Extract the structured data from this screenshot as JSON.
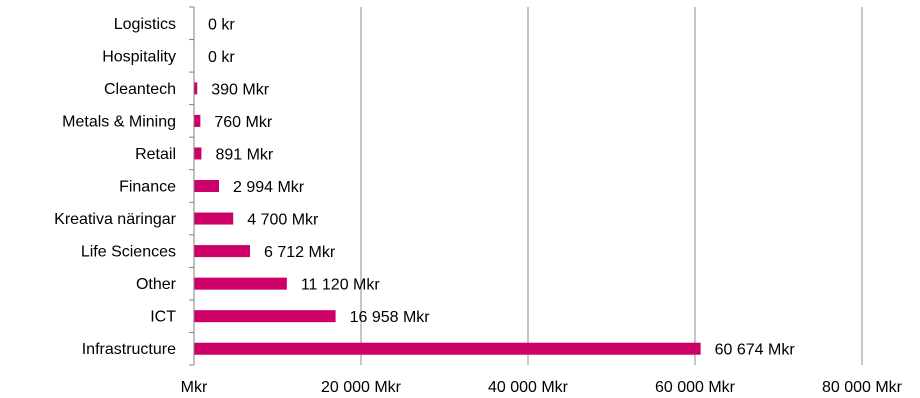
{
  "chart_data": {
    "type": "bar",
    "orientation": "horizontal",
    "categories": [
      "Logistics",
      "Hospitality",
      "Cleantech",
      "Metals & Mining",
      "Retail",
      "Finance",
      "Kreativa näringar",
      "Life Sciences",
      "Other",
      "ICT",
      "Infrastructure"
    ],
    "values": [
      0,
      0,
      390,
      760,
      891,
      2994,
      4700,
      6712,
      11120,
      16958,
      60674
    ],
    "data_labels": [
      "0 kr",
      "0 kr",
      "390 Mkr",
      "760 Mkr",
      "891 Mkr",
      "2 994 Mkr",
      "4 700 Mkr",
      "6 712 Mkr",
      "11 120 Mkr",
      "16 958 Mkr",
      "60 674 Mkr"
    ],
    "x_ticks": [
      0,
      20000,
      40000,
      60000,
      80000
    ],
    "x_tick_labels": [
      "Mkr",
      "20 000 Mkr",
      "40 000 Mkr",
      "60 000 Mkr",
      "80 000 Mkr"
    ],
    "xlim": [
      0,
      80000
    ],
    "title": "",
    "xlabel": "",
    "ylabel": "",
    "grid": "vertical",
    "legend": "none",
    "bar_color": "#cc0066"
  }
}
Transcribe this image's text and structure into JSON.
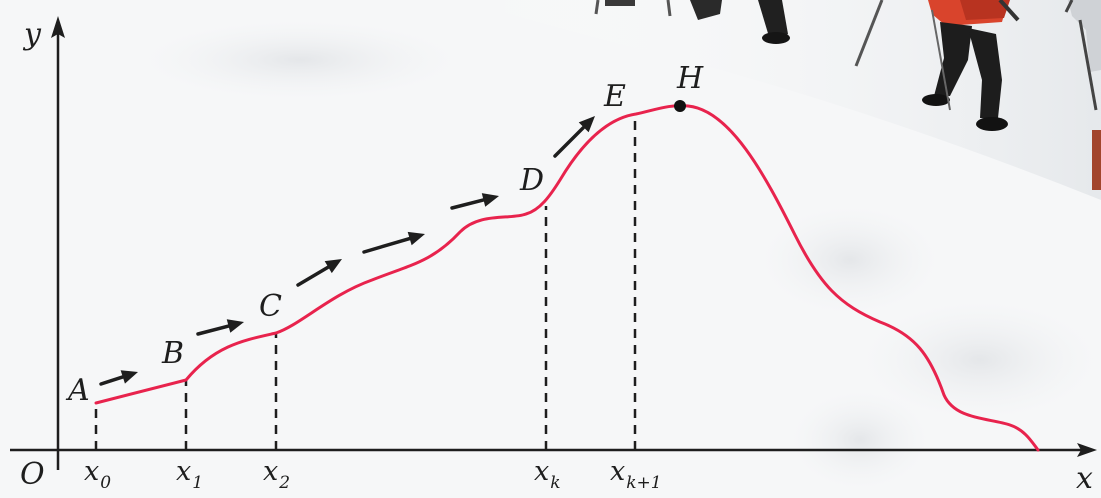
{
  "chart_data": {
    "type": "line",
    "origin_label": "O",
    "axis_labels": {
      "x": "x",
      "y": "y"
    },
    "ticks": [
      {
        "base": "x",
        "sub": "0"
      },
      {
        "base": "x",
        "sub": "1"
      },
      {
        "base": "x",
        "sub": "2"
      },
      {
        "base": "x",
        "sub": "k"
      },
      {
        "base": "x",
        "sub": "k+1"
      }
    ],
    "points": [
      {
        "label": "A"
      },
      {
        "label": "B"
      },
      {
        "label": "C"
      },
      {
        "label": "D"
      },
      {
        "label": "E"
      },
      {
        "label": "H"
      }
    ],
    "colors": {
      "curve": "#e8234d",
      "axes": "#1e1e1e",
      "arrows": "#1e1e1e"
    }
  }
}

*AIM OF THE EXERCISE*: Output all of the entries verbatim, leaving out any images.

*TASK RESULT*:
Extract the structured data from this screenshot as JSON.
{
  "chart_data": {
    "type": "bar",
    "orientation": "horizontal",
    "categories": [
      "Logistics",
      "Hospitality",
      "Cleantech",
      "Metals & Mining",
      "Retail",
      "Finance",
      "Kreativa näringar",
      "Life Sciences",
      "Other",
      "ICT",
      "Infrastructure"
    ],
    "values": [
      0,
      0,
      390,
      760,
      891,
      2994,
      4700,
      6712,
      11120,
      16958,
      60674
    ],
    "data_labels": [
      "0 kr",
      "0 kr",
      "390 Mkr",
      "760 Mkr",
      "891 Mkr",
      "2 994 Mkr",
      "4 700 Mkr",
      "6 712 Mkr",
      "11 120 Mkr",
      "16 958 Mkr",
      "60 674 Mkr"
    ],
    "x_ticks": [
      0,
      20000,
      40000,
      60000,
      80000
    ],
    "x_tick_labels": [
      "Mkr",
      "20 000 Mkr",
      "40 000 Mkr",
      "60 000 Mkr",
      "80 000 Mkr"
    ],
    "xlim": [
      0,
      80000
    ],
    "title": "",
    "xlabel": "",
    "ylabel": "",
    "grid": "vertical",
    "legend": "none",
    "bar_color": "#cc0066"
  }
}
Transcribe this image's text and structure into JSON.
{
  "chart_data": {
    "type": "line",
    "origin_label": "O",
    "axis_labels": {
      "x": "x",
      "y": "y"
    },
    "ticks": [
      {
        "base": "x",
        "sub": "0"
      },
      {
        "base": "x",
        "sub": "1"
      },
      {
        "base": "x",
        "sub": "2"
      },
      {
        "base": "x",
        "sub": "k"
      },
      {
        "base": "x",
        "sub": "k+1"
      }
    ],
    "points": [
      {
        "label": "A"
      },
      {
        "label": "B"
      },
      {
        "label": "C"
      },
      {
        "label": "D"
      },
      {
        "label": "E"
      },
      {
        "label": "H"
      }
    ],
    "colors": {
      "curve": "#e8234d",
      "axes": "#1e1e1e",
      "arrows": "#1e1e1e"
    }
  }
}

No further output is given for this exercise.